Below is a block of records; reproduce all of them exactly and leave out any pictures.
::::
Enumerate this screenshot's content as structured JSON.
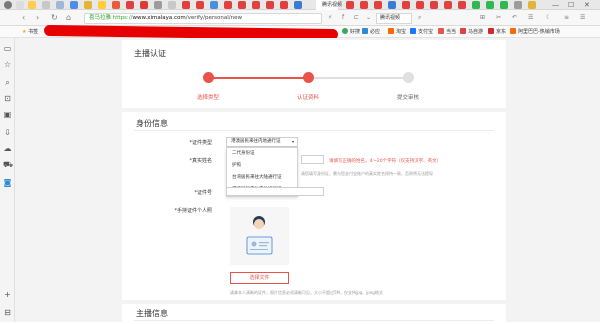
{
  "browser": {
    "tab_title": "喜马拉雅",
    "active_tab_label": "腾讯视频",
    "url_secure_label": "喜马拉雅",
    "url_prefix": "https://",
    "url_domain": "www.ximalaya.com",
    "url_path": "/verify/personal/new",
    "window_controls": [
      "—",
      "☐",
      "✕"
    ]
  },
  "bookmarks": {
    "label": "书签",
    "items": [
      "好搜",
      "必应",
      "淘宝",
      "支付宝",
      "当当",
      "马自游",
      "京东",
      "阿里巴巴-热销市场"
    ]
  },
  "page": {
    "title": "主播认证",
    "steps": [
      {
        "label": "选择类型",
        "state": "done"
      },
      {
        "label": "认证资料",
        "state": "current"
      },
      {
        "label": "提交审核",
        "state": "todo"
      }
    ],
    "identity_section_title": "身份信息",
    "fields": {
      "id_type_label": "*证件类型",
      "real_name_label": "*真实姓名",
      "id_number_label": "*证件号",
      "id_photo_label": "*手持证件个人照"
    },
    "id_type_select": {
      "value": "港澳居民来往内地通行证",
      "options": [
        "二代身份证",
        "护照",
        "台湾居民来往大陆通行证",
        "港澳居民来往内地通行证"
      ]
    },
    "name_hint": "请填写正确的姓名，4～20个字符（仅支持汉字、英文）",
    "name_hint_secondary": "请您填写身份证，需与您支付宝账户的真实姓名保持一致，否则将无法提现",
    "upload_button": "选择文件",
    "upload_hint": "请拿本人清晰的证件，照片信息必须清晰可见，大小不超过5M，仅支持jpg、jpeg格式",
    "anchor_section_title": "主播信息"
  },
  "colors": {
    "accent": "#e8534a",
    "step_inactive": "#e0e0e0",
    "redaction": "#e60000"
  }
}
::::
§ **EXPECTED ANSWER**:
Enumerate this screenshot's content as structured JSON.
{
  "browser": {
    "tab_title": "喜马拉雅",
    "active_tab_label": "腾讯视频",
    "url_secure_label": "喜马拉雅",
    "url_prefix": "https://",
    "url_domain": "www.ximalaya.com",
    "url_path": "/verify/personal/new",
    "window_controls": [
      "—",
      "☐",
      "✕"
    ]
  },
  "bookmarks": {
    "label": "书签",
    "items": [
      "好搜",
      "必应",
      "淘宝",
      "支付宝",
      "当当",
      "马自游",
      "京东",
      "阿里巴巴-热销市场"
    ]
  },
  "page": {
    "title": "主播认证",
    "steps": [
      {
        "label": "选择类型",
        "state": "done"
      },
      {
        "label": "认证资料",
        "state": "current"
      },
      {
        "label": "提交审核",
        "state": "todo"
      }
    ],
    "identity_section_title": "身份信息",
    "fields": {
      "id_type_label": "*证件类型",
      "real_name_label": "*真实姓名",
      "id_number_label": "*证件号",
      "id_photo_label": "*手持证件个人照"
    },
    "id_type_select": {
      "value": "港澳居民来往内地通行证",
      "options": [
        "二代身份证",
        "护照",
        "台湾居民来往大陆通行证",
        "港澳居民来往内地通行证"
      ]
    },
    "name_hint": "请填写正确的姓名，4～20个字符（仅支持汉字、英文）",
    "name_hint_secondary": "请您填写身份证，需与您支付宝账户的真实姓名保持一致，否则将无法提现",
    "upload_button": "选择文件",
    "upload_hint": "请拿本人清晰的证件，照片信息必须清晰可见，大小不超过5M，仅支持jpg、jpeg格式",
    "anchor_section_title": "主播信息"
  },
  "colors": {
    "accent": "#e8534a",
    "step_inactive": "#e0e0e0",
    "redaction": "#e60000"
  }
}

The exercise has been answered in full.